#### Work to complete:
Output the full listing word for word.

--- Start of Supplied information ---

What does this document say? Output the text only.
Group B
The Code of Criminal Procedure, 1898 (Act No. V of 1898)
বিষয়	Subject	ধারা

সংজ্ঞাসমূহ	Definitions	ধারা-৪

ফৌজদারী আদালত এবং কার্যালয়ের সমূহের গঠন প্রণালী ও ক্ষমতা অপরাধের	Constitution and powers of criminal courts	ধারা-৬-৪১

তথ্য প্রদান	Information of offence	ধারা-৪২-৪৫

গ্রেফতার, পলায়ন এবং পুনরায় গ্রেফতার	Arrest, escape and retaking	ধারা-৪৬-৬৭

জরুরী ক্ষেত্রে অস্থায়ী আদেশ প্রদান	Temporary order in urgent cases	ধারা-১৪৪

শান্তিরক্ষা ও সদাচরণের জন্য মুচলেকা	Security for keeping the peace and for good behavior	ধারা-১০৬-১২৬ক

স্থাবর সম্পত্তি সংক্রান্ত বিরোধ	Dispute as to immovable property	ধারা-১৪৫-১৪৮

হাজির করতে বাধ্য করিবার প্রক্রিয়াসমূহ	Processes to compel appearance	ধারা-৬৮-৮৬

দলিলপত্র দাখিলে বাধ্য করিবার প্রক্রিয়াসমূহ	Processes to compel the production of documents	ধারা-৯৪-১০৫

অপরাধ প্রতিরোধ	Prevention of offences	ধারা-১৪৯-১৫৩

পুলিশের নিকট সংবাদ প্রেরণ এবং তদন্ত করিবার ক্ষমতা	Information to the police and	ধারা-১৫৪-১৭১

--- End of Supplied information ---

#### Solution to this task:
What does this document say? Output the text only.
Group B
The Code of Criminal Procedure, 1898 (Act No. V of 1898)
বিষয়	Subject	ধারা

সংজ্ঞাসমূহ	Definitions	ধারা-৪

ফৌজদারী আদালত এবং কার্যালয়ের সমূহের গঠন প্রণালী ও ক্ষমতা অপরাধের	Constitution and powers of criminal courts	ধারা-৬-৪১

তথ্য প্রদান	Information of offence	ধারা-৪২-৪৫

গ্রেফতার, পলায়ন এবং পুনরায় গ্রেফতার	Arrest, escape and retaking	ধারা-৪৬-৬৭

জরুরী ক্ষেত্রে অস্থায়ী আদেশ প্রদান	Temporary order in urgent cases	ধারা-১৪৪

শান্তিরক্ষা ও সদাচরণের জন্য মুচলেকা	Security for keeping the peace and for good behavior	ধারা-১০৬-১২৬ক

স্থাবর সম্পত্তি সংক্রান্ত বিরোধ	Dispute as to immovable property	ধারা-১৪৫-১৪৮

হাজির করতে বাধ্য করিবার প্রক্রিয়াসমূহ	Processes to compel appearance	ধারা-৬৮-৮৬

দলিলপত্র দাখিলে বাধ্য করিবার প্রক্রিয়াসমূহ	Processes to compel the production of documents	ধারা-৯৪-১০৫

অপরাধ প্রতিরোধ	Prevention of offences	ধারা-১৪৯-১৫৩

পুলিশের নিকট সংবাদ প্রেরণ এবং তদন্ত করিবার ক্ষমতা	Information to the police and	ধারা-১৫৪-১৭১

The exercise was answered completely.